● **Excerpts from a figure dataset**
━━━━━━━━━━━━━━━━
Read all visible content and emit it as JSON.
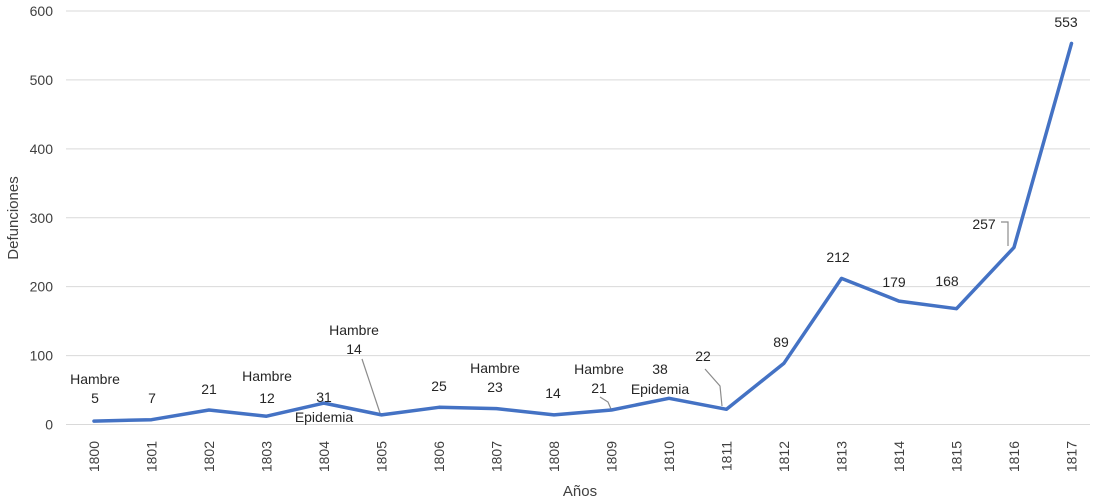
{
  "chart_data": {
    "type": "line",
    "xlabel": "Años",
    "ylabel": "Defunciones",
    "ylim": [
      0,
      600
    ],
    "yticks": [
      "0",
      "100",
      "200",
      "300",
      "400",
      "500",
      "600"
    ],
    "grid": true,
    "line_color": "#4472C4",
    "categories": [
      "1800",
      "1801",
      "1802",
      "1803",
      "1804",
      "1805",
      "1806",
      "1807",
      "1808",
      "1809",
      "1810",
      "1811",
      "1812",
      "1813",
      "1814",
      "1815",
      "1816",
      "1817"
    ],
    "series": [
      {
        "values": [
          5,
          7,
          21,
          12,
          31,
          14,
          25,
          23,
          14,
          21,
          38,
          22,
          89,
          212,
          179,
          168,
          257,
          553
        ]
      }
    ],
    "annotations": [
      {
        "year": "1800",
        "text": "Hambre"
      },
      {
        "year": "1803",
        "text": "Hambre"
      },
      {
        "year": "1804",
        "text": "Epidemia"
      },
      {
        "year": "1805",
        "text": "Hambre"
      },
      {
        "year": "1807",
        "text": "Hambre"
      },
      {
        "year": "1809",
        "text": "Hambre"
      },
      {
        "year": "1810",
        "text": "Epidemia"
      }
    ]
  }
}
━━━━━━━━━━━━━━━━
● **Stated task**
The records above should be reproduced exactly, with no pictures included.

● **Answer for this exercise**
Read all visible content and emit it as JSON.
{
  "chart_data": {
    "type": "line",
    "xlabel": "Años",
    "ylabel": "Defunciones",
    "ylim": [
      0,
      600
    ],
    "yticks": [
      "0",
      "100",
      "200",
      "300",
      "400",
      "500",
      "600"
    ],
    "grid": true,
    "line_color": "#4472C4",
    "categories": [
      "1800",
      "1801",
      "1802",
      "1803",
      "1804",
      "1805",
      "1806",
      "1807",
      "1808",
      "1809",
      "1810",
      "1811",
      "1812",
      "1813",
      "1814",
      "1815",
      "1816",
      "1817"
    ],
    "series": [
      {
        "values": [
          5,
          7,
          21,
          12,
          31,
          14,
          25,
          23,
          14,
          21,
          38,
          22,
          89,
          212,
          179,
          168,
          257,
          553
        ]
      }
    ],
    "annotations": [
      {
        "year": "1800",
        "text": "Hambre"
      },
      {
        "year": "1803",
        "text": "Hambre"
      },
      {
        "year": "1804",
        "text": "Epidemia"
      },
      {
        "year": "1805",
        "text": "Hambre"
      },
      {
        "year": "1807",
        "text": "Hambre"
      },
      {
        "year": "1809",
        "text": "Hambre"
      },
      {
        "year": "1810",
        "text": "Epidemia"
      }
    ]
  }
}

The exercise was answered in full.